◆ Compiti da svolgere:
1 > Elenca tutte le parole o frasi che nel testo su «La luna e i falò» compaiono tra virgolette.
2 > Trascrivi dal testo su «La luna e i falò» il brano tra “La luna e i falò - di” e “contadina delle Langhe.”, compresi questi.

La luna e i falò - di Morena Scaglia

“La luna e i falò” di Cesare Pavese è diventato uno dei miei libri preferiti dall’istante in cui ho cominciato a leggerlo, per via dell’ argomento trattato e perché poche volte mi è capitato di trovare in una realtà letteraria una resa così fedele della vita reale.
Sulla copertina del mio libro in basso a sinistra c’è la scritta: “il capolavoro di Cesare Pavese” che da subito fa capire come non io sola lo giudico un libro interessante e coinvolgente, ma che anche altri critici hanno osservato l’abilità dell’autore nel raccontare, dal particolare di un’esperienza, il generale, la vita di una comunità contadina delle Langhe.
L’autore stesso, dopo la stesura di questo libro di cui dice: “… è il libro…che ho più goduto a scrivere”, non scriverà più altri romanzi, segno della sua completa soddisfazione nello stendere quest’ultimo.

Record grezzi:
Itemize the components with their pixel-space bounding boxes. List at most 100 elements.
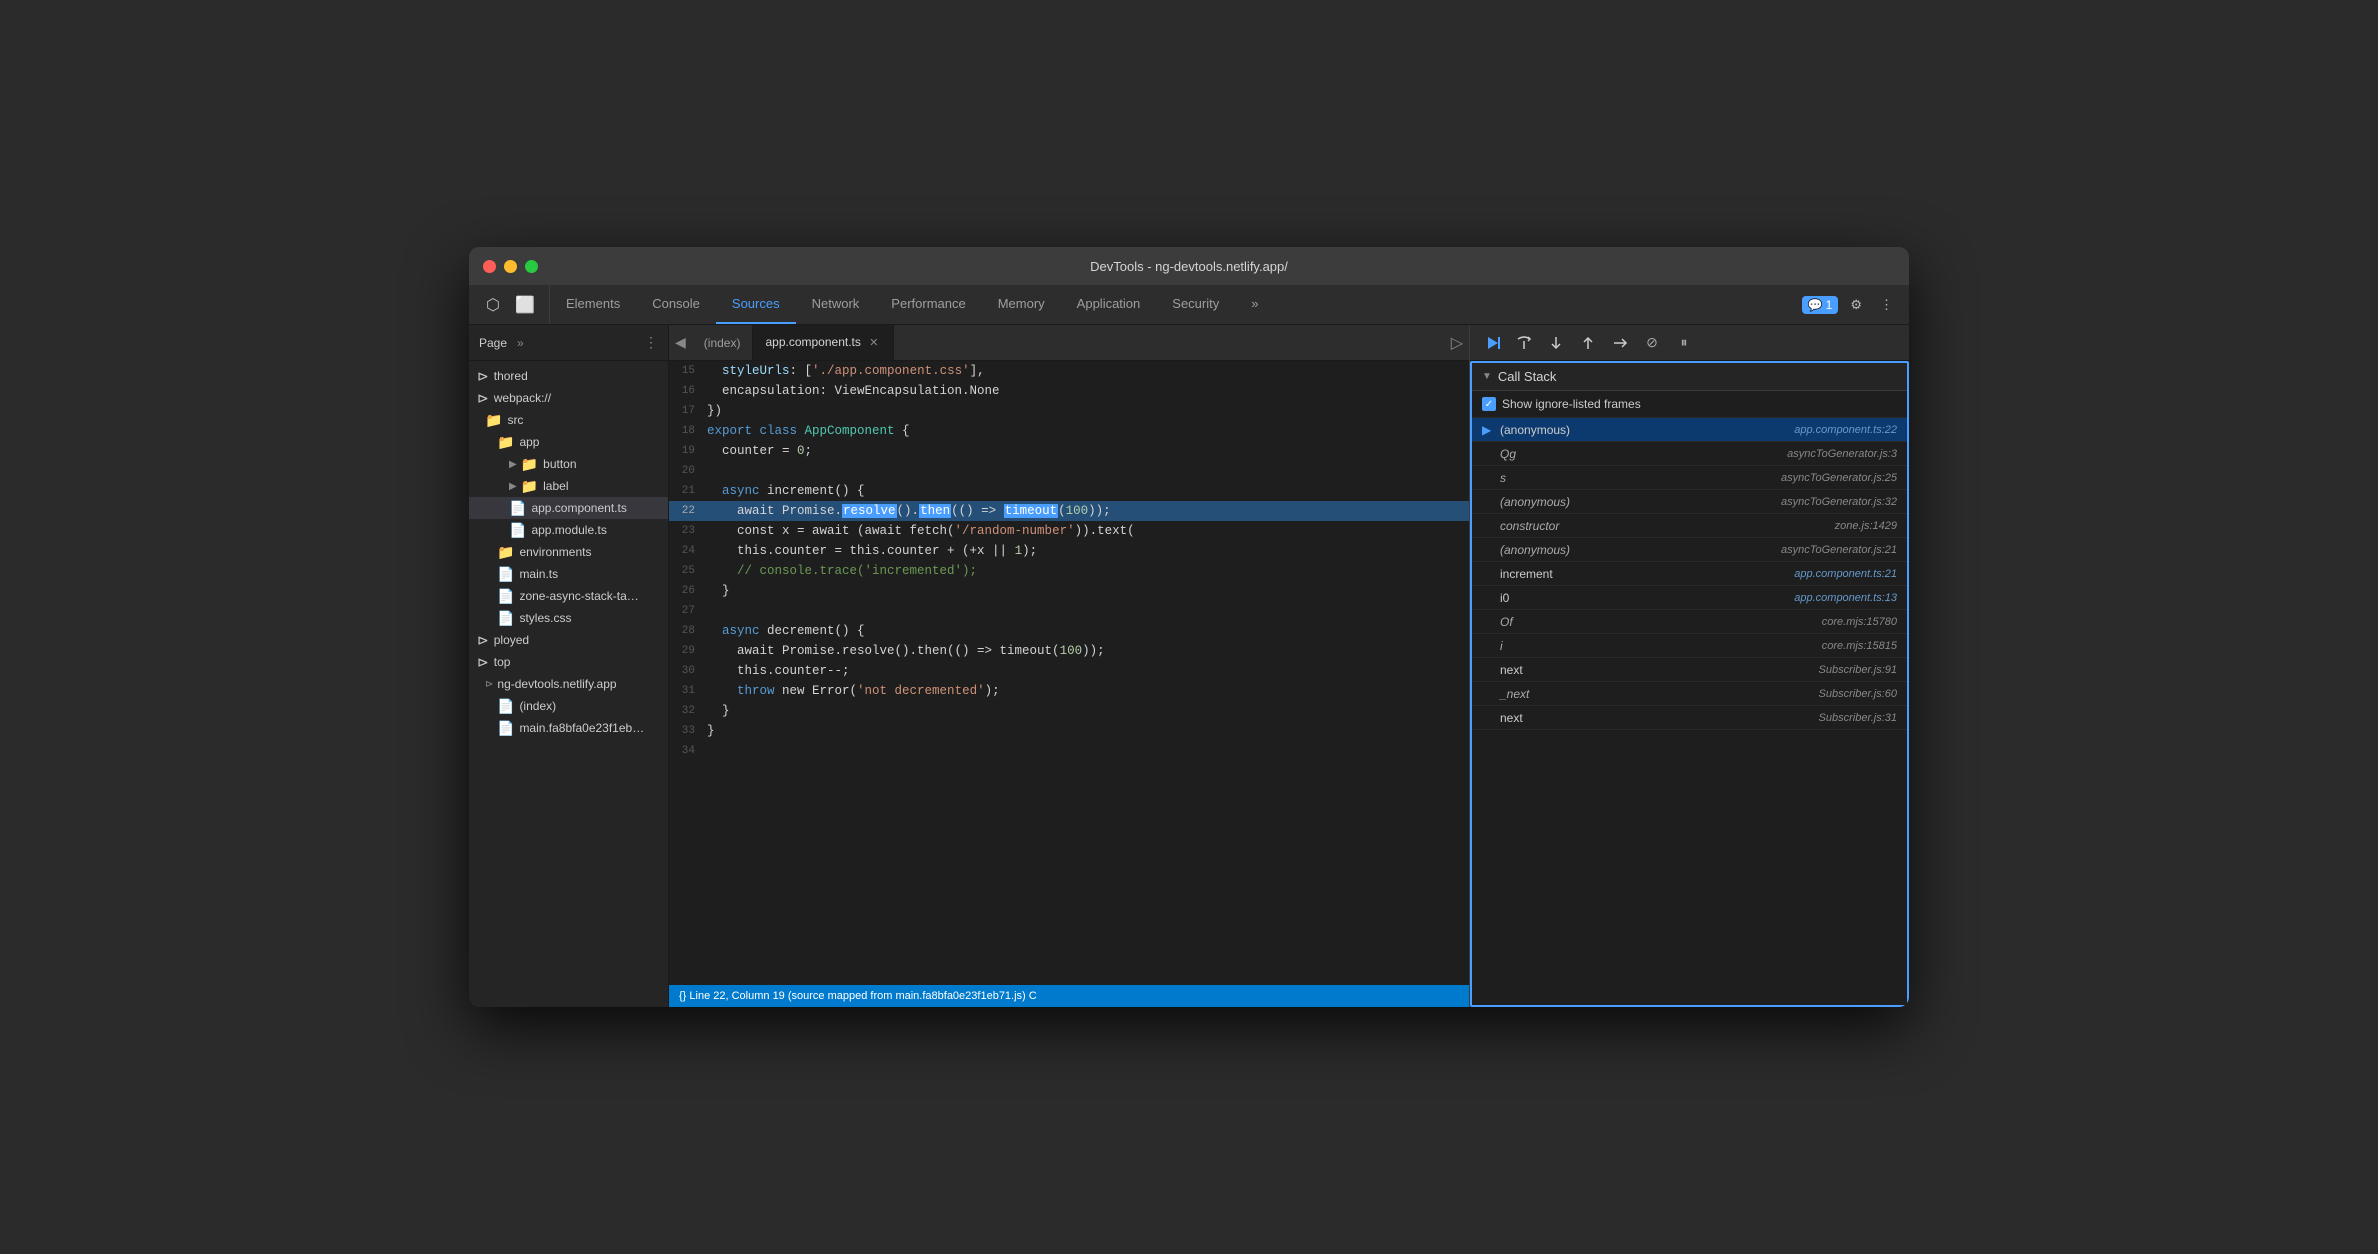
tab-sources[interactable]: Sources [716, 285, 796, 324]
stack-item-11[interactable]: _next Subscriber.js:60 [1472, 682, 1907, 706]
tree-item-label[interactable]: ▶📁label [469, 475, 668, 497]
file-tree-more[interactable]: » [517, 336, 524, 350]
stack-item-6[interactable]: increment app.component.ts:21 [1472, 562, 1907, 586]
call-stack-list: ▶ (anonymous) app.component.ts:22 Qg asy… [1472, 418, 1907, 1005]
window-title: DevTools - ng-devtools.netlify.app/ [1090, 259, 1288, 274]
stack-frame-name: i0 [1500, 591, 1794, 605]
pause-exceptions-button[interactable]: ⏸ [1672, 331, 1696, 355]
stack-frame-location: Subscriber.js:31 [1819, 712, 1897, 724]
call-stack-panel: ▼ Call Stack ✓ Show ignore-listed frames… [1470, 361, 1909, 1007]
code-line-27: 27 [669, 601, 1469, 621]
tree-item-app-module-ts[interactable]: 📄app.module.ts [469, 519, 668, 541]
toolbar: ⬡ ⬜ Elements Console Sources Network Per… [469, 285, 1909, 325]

◆ Risposte complete:
1 >
“La luna e i falò”
“il capolavoro di Cesare Pavese”
“… è il libro…che ho più goduto a scrivere”

2 >
La luna e i falò - di Morena Scaglia

“La luna e i falò” di Cesare Pavese è diventato uno dei miei libri preferiti dall’istante in cui ho cominciato a leggerlo, per via dell’ argomento trattato e perché poche volte mi è capitato di trovare in una realtà letteraria una resa così fedele della vita reale.
Sulla copertina del mio libro in basso a sinistra c’è la scritta: “il capolavoro di Cesare Pavese” che da subito fa capire come non io sola lo giudico un libro interessante e coinvolgente, ma che anche altri critici hanno osservato l’abilità dell’autore nel raccontare, dal particolare di un’esperienza, il generale, la vita di una comunità contadina delle Langhe.